_Saved data entries_
Segment Open

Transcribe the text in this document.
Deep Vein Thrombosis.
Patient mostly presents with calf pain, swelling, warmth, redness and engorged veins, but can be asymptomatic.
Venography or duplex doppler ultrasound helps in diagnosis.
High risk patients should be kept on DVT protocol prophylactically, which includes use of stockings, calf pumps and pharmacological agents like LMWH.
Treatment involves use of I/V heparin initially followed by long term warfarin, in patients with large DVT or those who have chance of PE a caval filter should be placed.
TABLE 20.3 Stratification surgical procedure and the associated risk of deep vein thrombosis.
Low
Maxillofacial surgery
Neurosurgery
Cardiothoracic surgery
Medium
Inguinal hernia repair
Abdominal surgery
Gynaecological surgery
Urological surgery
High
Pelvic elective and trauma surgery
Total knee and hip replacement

Segment Closed

Nothing in the data may be left out; copy every line exactly.

Transcribe the text in this document.
Deep Vein Thrombosis.
Patient mostly presents with calf pain, swelling, warmth, redness and engorged veins, but can be asymptomatic.
Venography or duplex doppler ultrasound helps in diagnosis.
High risk patients should be kept on DVT protocol prophylactically, which includes use of stockings, calf pumps and pharmacological agents like LMWH.
Treatment involves use of I/V heparin initially followed by long term warfarin, in patients with large DVT or those who have chance of PE a caval filter should be placed.
TABLE 20.3 Stratification surgical procedure and the associated risk of deep vein thrombosis.
Low
Maxillofacial surgery
Neurosurgery
Cardiothoracic surgery
Medium
Inguinal hernia repair
Abdominal surgery
Gynaecological surgery
Urological surgery
High
Pelvic elective and trauma surgery
Total knee and hip replacement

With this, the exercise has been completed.